Armaan Franklin and his bad left ankle and even worse right foot could only stand next to Brunk and shake his head as Purdue freshman guard Jaden Ivey blew past one Indiana guard after another on his way to an easy basket at the rim.

Race Thompson and his protective mask tried to give it a go after getting smashed in the face several times in the past week and even requiring a minor surgical procedure. He fought and batted, and even took a VERY cheap shot from Purdue Mason Gillis, but then his day was cut short early when he limped off with an apparent ankle injury and did not return at full strength.

Running out of bodies, running out of time.

This is in no way trying to make an excuse for Indiana's 67-58 loss to Purdue on Saturday at Mackey Arena, but it is purely fact, too. For most of 40 minutes on Saturday, the five players that Purdue had on the floor were better than Indiana's five.

And that's bad news, both on Saturday and in the future.

**WORK TO BE COMPLETED**
Can you continue the article on Indiana's loss to Purdue, picking up right after its final line? The extracted records aren't needed for this.

(Extracted records)
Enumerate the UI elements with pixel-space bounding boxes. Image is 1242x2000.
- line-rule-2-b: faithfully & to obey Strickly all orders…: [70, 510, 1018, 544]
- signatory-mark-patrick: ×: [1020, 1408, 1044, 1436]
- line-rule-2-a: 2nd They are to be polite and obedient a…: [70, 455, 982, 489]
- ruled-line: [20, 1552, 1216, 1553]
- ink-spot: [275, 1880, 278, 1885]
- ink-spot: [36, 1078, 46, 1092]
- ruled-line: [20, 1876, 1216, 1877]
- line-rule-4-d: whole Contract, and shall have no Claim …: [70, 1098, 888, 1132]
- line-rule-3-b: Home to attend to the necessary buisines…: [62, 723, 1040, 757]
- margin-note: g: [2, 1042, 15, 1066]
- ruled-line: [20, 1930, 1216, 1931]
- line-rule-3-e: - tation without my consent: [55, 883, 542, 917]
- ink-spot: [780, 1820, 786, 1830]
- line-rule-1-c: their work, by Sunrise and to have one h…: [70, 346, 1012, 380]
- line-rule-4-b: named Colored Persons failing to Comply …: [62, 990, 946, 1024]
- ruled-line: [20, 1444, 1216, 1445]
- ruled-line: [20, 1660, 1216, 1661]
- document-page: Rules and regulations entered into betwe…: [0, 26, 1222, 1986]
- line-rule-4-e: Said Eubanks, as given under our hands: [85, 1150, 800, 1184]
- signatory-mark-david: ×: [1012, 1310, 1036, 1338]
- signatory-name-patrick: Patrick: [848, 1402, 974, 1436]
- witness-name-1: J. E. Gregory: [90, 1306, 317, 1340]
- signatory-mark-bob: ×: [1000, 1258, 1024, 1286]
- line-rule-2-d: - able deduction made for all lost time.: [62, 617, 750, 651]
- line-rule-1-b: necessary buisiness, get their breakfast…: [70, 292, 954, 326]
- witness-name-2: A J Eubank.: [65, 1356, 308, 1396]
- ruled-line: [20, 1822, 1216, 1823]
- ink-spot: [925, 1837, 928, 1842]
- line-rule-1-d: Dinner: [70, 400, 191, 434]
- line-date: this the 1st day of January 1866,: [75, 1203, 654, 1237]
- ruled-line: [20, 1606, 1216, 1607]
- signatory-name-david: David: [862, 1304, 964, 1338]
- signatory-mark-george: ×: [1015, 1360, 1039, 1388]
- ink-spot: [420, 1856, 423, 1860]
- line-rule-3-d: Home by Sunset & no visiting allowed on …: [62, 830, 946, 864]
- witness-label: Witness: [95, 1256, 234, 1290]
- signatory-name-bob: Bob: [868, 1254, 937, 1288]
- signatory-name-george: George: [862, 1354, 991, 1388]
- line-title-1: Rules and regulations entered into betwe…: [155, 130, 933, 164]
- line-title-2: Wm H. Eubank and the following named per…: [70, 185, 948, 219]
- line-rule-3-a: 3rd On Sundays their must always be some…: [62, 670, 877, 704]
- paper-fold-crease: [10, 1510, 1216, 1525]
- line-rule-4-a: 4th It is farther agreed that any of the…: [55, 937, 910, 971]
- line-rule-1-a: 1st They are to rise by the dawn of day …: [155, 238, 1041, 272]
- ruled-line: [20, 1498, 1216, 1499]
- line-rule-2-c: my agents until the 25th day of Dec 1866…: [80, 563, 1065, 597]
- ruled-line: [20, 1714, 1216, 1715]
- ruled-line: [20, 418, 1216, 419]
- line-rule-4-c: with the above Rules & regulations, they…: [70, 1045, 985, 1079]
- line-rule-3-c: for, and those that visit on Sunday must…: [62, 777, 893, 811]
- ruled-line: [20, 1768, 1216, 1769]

**ANSWER TO THIS EXERCISE**
Indiana lost for the fifth straight time, and once again it had everything to do with its complete inability to shoot the ball. After going 2-for-20 from three in a loss to Michigan State on Tuesday, Indiana was just 5-for-23 against Purdue, and three of those came in the final four-plus minutes when the outcome was already obvious.

It's been hard. It's been frustrating. 

And most sadly of all, it's simply been Indiana basketball.

"It's been a rough five games. Three of the five we've been in to win and we've dropped them,'' said Indiana star Trayce Jackson-Davis, who had 12 points, seven below his season average. "But going into the Big Ten Tournament, we've just got to reset our batteries and get locked back in and have a good week of practice going into it. That's what we've got to focus on.''

The Hoosiers are dazed right now. And it's "days'' that have a lot to do with it.

  • Indiana has now lost five straight games, with its last win coming on Feb. 17 against Minnesota at Assembly Hall. That was 17 days ago.
  • Indiana has now lost nine games in a row to Purdue, dating back to Feb. 20, 2016 when Tom Crean's Hoosiers beat the Boilers in Bloomington. That was 1,841 days ago. Archie Miller is 0-7 vs. Matt Painter now.
  • Indiana has now lost five straight games in Mackey Arena, and hasn't won here since Jan. 30, 2013, when Cody Zeller and the Hoosiers crushed Purdue 97-60. The Hoosiers were ranked No. 3 in the country at the time. That was 2,955 days ago. Indiana freshman guard Khristian Lander was 10 years old.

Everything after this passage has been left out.